AIM: Show each line from the listing that includes the word "this".

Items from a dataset
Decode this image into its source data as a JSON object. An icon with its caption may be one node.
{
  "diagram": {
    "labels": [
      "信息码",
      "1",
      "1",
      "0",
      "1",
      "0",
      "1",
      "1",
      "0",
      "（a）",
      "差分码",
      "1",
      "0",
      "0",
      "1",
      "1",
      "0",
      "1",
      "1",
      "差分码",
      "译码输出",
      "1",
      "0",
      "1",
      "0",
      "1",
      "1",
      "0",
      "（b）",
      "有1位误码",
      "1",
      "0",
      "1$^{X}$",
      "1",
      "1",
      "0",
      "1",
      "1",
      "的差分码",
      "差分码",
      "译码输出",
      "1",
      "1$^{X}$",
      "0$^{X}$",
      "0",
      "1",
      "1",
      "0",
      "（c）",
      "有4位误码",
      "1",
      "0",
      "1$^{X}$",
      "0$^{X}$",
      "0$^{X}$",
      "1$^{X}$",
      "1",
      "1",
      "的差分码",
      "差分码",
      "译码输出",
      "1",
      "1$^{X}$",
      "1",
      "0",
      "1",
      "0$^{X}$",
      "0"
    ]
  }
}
==
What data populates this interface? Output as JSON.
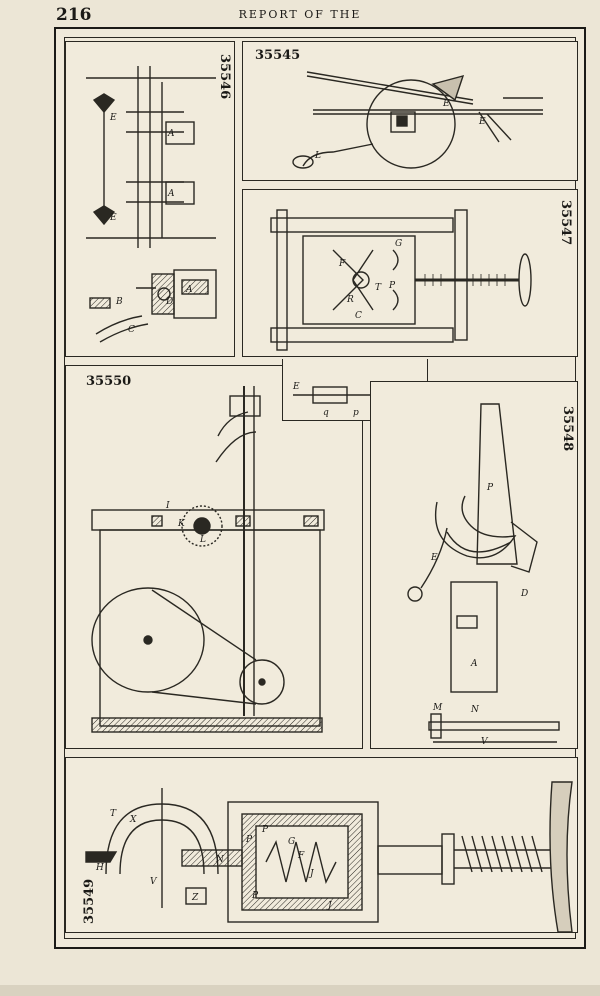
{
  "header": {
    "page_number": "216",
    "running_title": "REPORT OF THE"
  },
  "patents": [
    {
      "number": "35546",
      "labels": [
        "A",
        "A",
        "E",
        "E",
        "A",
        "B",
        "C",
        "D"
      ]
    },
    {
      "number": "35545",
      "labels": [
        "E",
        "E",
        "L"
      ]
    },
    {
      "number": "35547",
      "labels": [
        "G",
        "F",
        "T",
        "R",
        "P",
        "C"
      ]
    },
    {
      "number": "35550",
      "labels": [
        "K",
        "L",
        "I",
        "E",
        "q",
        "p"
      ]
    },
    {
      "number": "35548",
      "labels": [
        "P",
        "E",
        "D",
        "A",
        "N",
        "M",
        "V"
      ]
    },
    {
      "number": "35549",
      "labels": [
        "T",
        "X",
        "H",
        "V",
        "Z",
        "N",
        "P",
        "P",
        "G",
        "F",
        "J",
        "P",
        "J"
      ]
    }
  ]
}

RESPONSE:
Decode this image into its source data as a JSON object. An icon with its caption may be one node.
What data populates this interface? Output as JSON.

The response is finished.